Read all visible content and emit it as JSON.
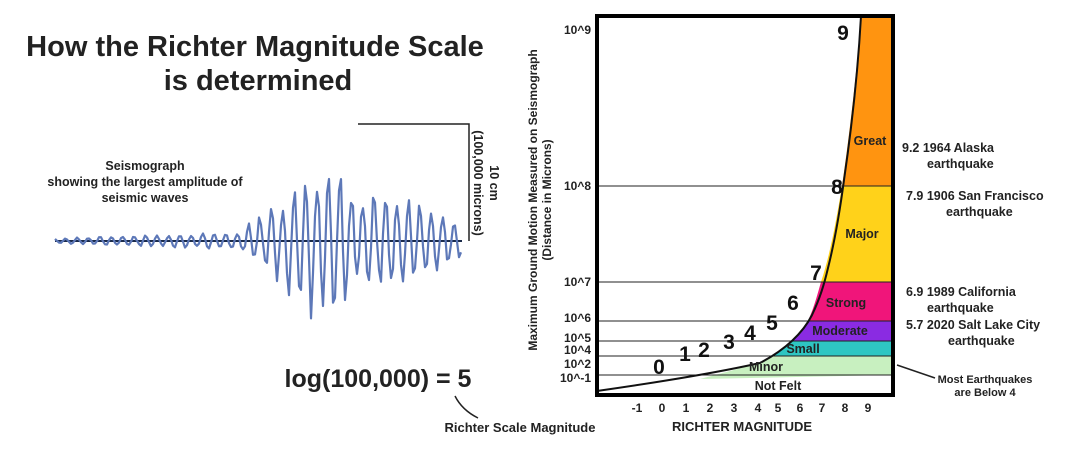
{
  "title_line1": "How the Richter Magnitude Scale",
  "title_line2": "is determined",
  "seismo_caption": [
    "Seismograph",
    "showing the largest amplitude of",
    "seismic waves"
  ],
  "amplitude_label_1": "10 cm",
  "amplitude_label_2": "(100,000 microns)",
  "formula": "log(100,000) = 5",
  "formula_callout": "Richter Scale Magnitude",
  "chart": {
    "y_axis_title_1": "Maximum Ground Motion Measured on Seismograph",
    "y_axis_title_2": "(Distance in Microns)",
    "x_axis_title": "RICHTER MAGNITUDE",
    "y_ticks": [
      "10^9",
      "10^8",
      "10^7",
      "10^6",
      "10^5",
      "10^4",
      "10^2",
      "10^-1"
    ],
    "x_ticks": [
      "-1",
      "0",
      "1",
      "2",
      "3",
      "4",
      "5",
      "6",
      "7",
      "8",
      "9"
    ],
    "curve_numbers": [
      "0",
      "1",
      "2",
      "3",
      "4",
      "5",
      "6",
      "7",
      "8",
      "9"
    ],
    "bands": [
      {
        "label": "Not Felt",
        "color": "#ffffff"
      },
      {
        "label": "Minor",
        "color": "#c8f0c0"
      },
      {
        "label": "Small",
        "color": "#2ec6c2"
      },
      {
        "label": "Moderate",
        "color": "#8a2be2"
      },
      {
        "label": "Strong",
        "color": "#f0157a"
      },
      {
        "label": "Major",
        "color": "#ffd21a"
      },
      {
        "label": "Great",
        "color": "#ff9410"
      }
    ]
  },
  "annotations": {
    "alaska_1": "9.2 1964 Alaska",
    "alaska_2": "earthquake",
    "sf_1": "7.9 1906 San Francisco",
    "sf_2": "earthquake",
    "ca_1": "6.9 1989 California",
    "ca_2": "earthquake",
    "slc_1": "5.7 2020 Salt Lake City",
    "slc_2": "earthquake",
    "most_1": "Most Earthquakes",
    "most_2": "are Below 4"
  }
}
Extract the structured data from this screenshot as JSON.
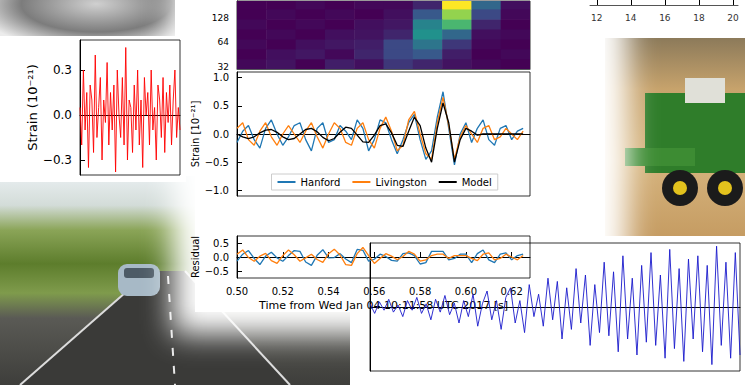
{
  "chart_data": [
    {
      "type": "line",
      "ylabel": "Strain (10⁻²¹)",
      "color": "#ff0000",
      "tick_labels": "y",
      "values": [
        0.05,
        -0.2,
        0.3,
        -0.1,
        0.15,
        -0.35,
        0.2,
        0.1,
        -0.25,
        0.4,
        -0.15,
        0.05,
        0.25,
        -0.3,
        0.1,
        -0.05,
        0.35,
        -0.2,
        0.15,
        -0.1,
        0.2,
        -0.38,
        0.3,
        0.0,
        -0.15,
        0.25,
        -0.2,
        0.45,
        -0.3,
        0.1,
        0.05,
        -0.25,
        0.2,
        -0.1,
        0.3,
        -0.2,
        0.1,
        -0.35,
        0.25,
        0.0,
        0.15,
        -0.2,
        0.3,
        -0.1,
        0.05,
        -0.3,
        0.2,
        0.1,
        -0.15,
        0.25,
        -0.25,
        0.15,
        -0.05,
        0.2,
        -0.2,
        0.1,
        0.3,
        -0.15,
        0.05,
        -0.1
      ],
      "ylim": [
        -0.4,
        0.5
      ],
      "yticks": [
        {
          "value": -0.3,
          "label": "−0.3"
        },
        {
          "value": 0,
          "label": "0.0"
        },
        0.3
      ]
    },
    {
      "type": "spectrogram",
      "log": "y",
      "tick_labels": "y",
      "x_edges": [
        0.5,
        0.5125,
        0.525,
        0.5375,
        0.55,
        0.5625,
        0.575,
        0.5875,
        0.6,
        0.6125,
        0.625
      ],
      "y_edges": [
        30,
        40,
        53,
        70,
        93,
        123,
        164,
        205
      ],
      "cells": [
        [
          0.12,
          0.15,
          0.1,
          0.18,
          0.14,
          0.25,
          0.2,
          0.15,
          0.12,
          0.1
        ],
        [
          0.1,
          0.14,
          0.16,
          0.12,
          0.2,
          0.3,
          0.35,
          0.18,
          0.1,
          0.12
        ],
        [
          0.12,
          0.1,
          0.14,
          0.16,
          0.18,
          0.3,
          0.45,
          0.25,
          0.12,
          0.1
        ],
        [
          0.1,
          0.12,
          0.1,
          0.14,
          0.15,
          0.2,
          0.55,
          0.4,
          0.14,
          0.12
        ],
        [
          0.12,
          0.1,
          0.12,
          0.1,
          0.14,
          0.16,
          0.5,
          0.7,
          0.2,
          0.1
        ],
        [
          0.1,
          0.12,
          0.1,
          0.12,
          0.1,
          0.14,
          0.35,
          0.85,
          0.3,
          0.12
        ],
        [
          0.1,
          0.1,
          0.12,
          0.1,
          0.12,
          0.12,
          0.2,
          1.0,
          0.4,
          0.14
        ]
      ],
      "ylim": [
        30,
        205
      ],
      "yticks": [
        32,
        64,
        128
      ]
    },
    {
      "type": "line",
      "ylabel": "Strain [10⁻²¹]",
      "legend": "bottom",
      "tick_labels": "y",
      "x": [
        0.5,
        0.5025,
        0.505,
        0.5075,
        0.51,
        0.5125,
        0.515,
        0.5175,
        0.52,
        0.5225,
        0.525,
        0.5275,
        0.53,
        0.5325,
        0.535,
        0.5375,
        0.54,
        0.5425,
        0.545,
        0.5475,
        0.55,
        0.5525,
        0.555,
        0.5575,
        0.56,
        0.5625,
        0.565,
        0.5675,
        0.57,
        0.5725,
        0.575,
        0.5775,
        0.58,
        0.5825,
        0.585,
        0.5875,
        0.59,
        0.5925,
        0.595,
        0.5975,
        0.6,
        0.6025,
        0.605,
        0.6075,
        0.61,
        0.6125,
        0.615,
        0.6175,
        0.62,
        0.6225,
        0.625
      ],
      "series": [
        {
          "name": "Hanford",
          "color": "#1f77b4",
          "values": [
            -0.15,
            0.05,
            0.15,
            -0.1,
            -0.25,
            0.1,
            0.25,
            0,
            -0.2,
            -0.05,
            0.15,
            0.2,
            -0.1,
            -0.3,
            0.1,
            0.2,
            -0.15,
            -0.1,
            0.15,
            0.05,
            -0.1,
            0.25,
            0.1,
            -0.3,
            -0.1,
            0.25,
            0.2,
            -0.1,
            -0.35,
            -0.1,
            0.2,
            0.35,
            -0.1,
            -0.45,
            -0.3,
            0.3,
            0.75,
            0.1,
            -0.55,
            0,
            0.2,
            -0.15,
            0.1,
            0.25,
            -0.1,
            -0.2,
            0.1,
            0.15,
            -0.1,
            0.05,
            0.1
          ]
        },
        {
          "name": "Livingston",
          "color": "#ff7f0e",
          "values": [
            0.1,
            0.2,
            -0.1,
            -0.2,
            0.05,
            0.2,
            -0.05,
            -0.2,
            0,
            0.15,
            0,
            -0.15,
            0.05,
            0.2,
            -0.05,
            -0.25,
            0,
            0.2,
            0.1,
            -0.15,
            -0.2,
            0.1,
            0.2,
            -0.1,
            -0.25,
            0.1,
            0.3,
            0.05,
            -0.3,
            -0.2,
            0.25,
            0.4,
            0,
            -0.35,
            -0.45,
            0.2,
            0.65,
            0.15,
            -0.45,
            -0.05,
            0.15,
            0,
            -0.15,
            0.1,
            0.15,
            -0.1,
            -0.05,
            0.1,
            0,
            -0.1,
            0.05
          ]
        },
        {
          "name": "Model",
          "color": "#000000",
          "values": [
            0,
            -0.05,
            -0.08,
            -0.05,
            0.02,
            0.07,
            0.08,
            0.03,
            -0.05,
            -0.1,
            -0.08,
            0,
            0.08,
            0.1,
            0.04,
            -0.06,
            -0.12,
            -0.08,
            0.03,
            0.12,
            0.1,
            -0.02,
            -0.14,
            -0.15,
            -0.02,
            0.15,
            0.18,
            0.02,
            -0.2,
            -0.22,
            0.05,
            0.3,
            0.15,
            -0.25,
            -0.5,
            0.1,
            0.55,
            0.2,
            -0.5,
            -0.1,
            0.1,
            0.05,
            -0.02,
            0,
            0,
            0,
            0,
            0,
            0,
            0,
            0
          ]
        }
      ],
      "xlim": [
        0.5,
        0.628
      ],
      "ylim": [
        -1.1,
        1.1
      ],
      "yticks": [
        {
          "value": -1,
          "label": "−1.0"
        },
        {
          "value": -0.5,
          "label": "−0.5"
        },
        {
          "value": 0,
          "label": "0.0"
        },
        0.5,
        {
          "value": 1,
          "label": "1.0"
        }
      ]
    },
    {
      "type": "line",
      "ylabel": "Residual",
      "xlabel": "Time from Wed Jan 04 10:11:58 UTC 2017 [s]",
      "x": [
        0.5,
        0.5025,
        0.505,
        0.5075,
        0.51,
        0.5125,
        0.515,
        0.5175,
        0.52,
        0.5225,
        0.525,
        0.5275,
        0.53,
        0.5325,
        0.535,
        0.5375,
        0.54,
        0.5425,
        0.545,
        0.5475,
        0.55,
        0.5525,
        0.555,
        0.5575,
        0.56,
        0.5625,
        0.565,
        0.5675,
        0.57,
        0.5725,
        0.575,
        0.5775,
        0.58,
        0.5825,
        0.585,
        0.5875,
        0.59,
        0.5925,
        0.595,
        0.5975,
        0.6,
        0.6025,
        0.605,
        0.6075,
        0.61,
        0.6125,
        0.615,
        0.6175,
        0.62,
        0.6225,
        0.625
      ],
      "series": [
        {
          "color": "#1f77b4",
          "values": [
            -0.15,
            0.1,
            0.23,
            -0.05,
            -0.27,
            0.03,
            0.17,
            -0.03,
            -0.15,
            0.05,
            0.23,
            0.2,
            -0.18,
            -0.3,
            0.06,
            0.26,
            -0.03,
            -0.02,
            0.12,
            -0.07,
            -0.2,
            0.27,
            0.24,
            -0.15,
            -0.08,
            0.1,
            0.02,
            -0.12,
            -0.15,
            0.12,
            0.15,
            0.05,
            -0.25,
            -0.2,
            0.2,
            0.2,
            0.2,
            -0.1,
            -0.05,
            0.1,
            0.1,
            -0.2,
            0.12,
            0.25,
            -0.1,
            -0.2,
            0.1,
            0.15,
            -0.1,
            0.05,
            0.1
          ]
        },
        {
          "color": "#ff7f0e",
          "values": [
            0.1,
            0.25,
            -0.02,
            -0.15,
            0.03,
            0.13,
            -0.13,
            -0.23,
            0.05,
            0.25,
            0.08,
            -0.15,
            -0.03,
            0.1,
            -0.09,
            -0.19,
            0.12,
            0.28,
            0.07,
            -0.27,
            -0.3,
            0.12,
            0.34,
            0.05,
            -0.23,
            -0.05,
            0.12,
            0.03,
            -0.1,
            0.02,
            0.2,
            0.1,
            -0.15,
            -0.1,
            0.05,
            0.1,
            0.1,
            -0.05,
            0.05,
            0.05,
            0.05,
            -0.05,
            -0.13,
            0.1,
            0.15,
            -0.1,
            -0.05,
            0.1,
            0,
            -0.1,
            0.05
          ]
        }
      ],
      "xlim": [
        0.5,
        0.628
      ],
      "ylim": [
        -0.75,
        0.75
      ],
      "xticks": [
        {
          "value": 0.5,
          "label": "0.50"
        },
        {
          "value": 0.52,
          "label": "0.52"
        },
        {
          "value": 0.54,
          "label": "0.54"
        },
        {
          "value": 0.56,
          "label": "0.56"
        },
        {
          "value": 0.58,
          "label": "0.58"
        },
        {
          "value": 0.6,
          "label": "0.60"
        },
        {
          "value": 0.62,
          "label": "0.62"
        }
      ],
      "yticks": [
        {
          "value": -0.5,
          "label": "−0.5"
        },
        {
          "value": 0,
          "label": "0.0"
        },
        0.5
      ]
    },
    {
      "type": "line",
      "color": "#1a1acc",
      "tick_labels": false,
      "values": [
        0.05,
        -0.1,
        0.08,
        -0.05,
        0.12,
        -0.08,
        0.03,
        -0.15,
        0.1,
        -0.05,
        0.15,
        -0.1,
        0.05,
        -0.2,
        0.12,
        -0.08,
        0.18,
        -0.12,
        0.06,
        -0.25,
        0.1,
        -0.15,
        0.2,
        -0.3,
        0.05,
        0.25,
        -0.2,
        0.1,
        -0.35,
        0.15,
        0.3,
        -0.25,
        0.1,
        -0.4,
        0.35,
        -0.15,
        0.2,
        -0.3,
        0.45,
        -0.2,
        0.4,
        -0.5,
        0.3,
        -0.35,
        0.6,
        -0.25,
        0.5,
        -0.6,
        0.35,
        -0.4,
        0.7,
        -0.45,
        0.55,
        -0.7,
        0.8,
        -0.5,
        0.45,
        -0.75,
        0.65,
        -0.55,
        0.85,
        -0.6,
        0.5,
        -0.8,
        0.9,
        -0.65,
        0.6,
        -0.85,
        0.75,
        -0.5,
        0.8,
        -0.7,
        0.65,
        -0.9,
        0.95,
        -0.6,
        0.7,
        -0.8,
        0.85,
        -0.75
      ],
      "ylim": [
        -1,
        1
      ]
    },
    {
      "type": "axis",
      "tick_labels": "x",
      "xlim": [
        11.6,
        20.3
      ],
      "xticks": [
        12,
        14,
        16,
        18,
        20
      ]
    }
  ]
}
-=-=-
## [What is being asked]
Look above for every line with the word "Strain" and copy it.

## [Exercise response]
      "ylabel": "Strain (10⁻²¹)",
      "ylabel": "Strain [10⁻²¹]",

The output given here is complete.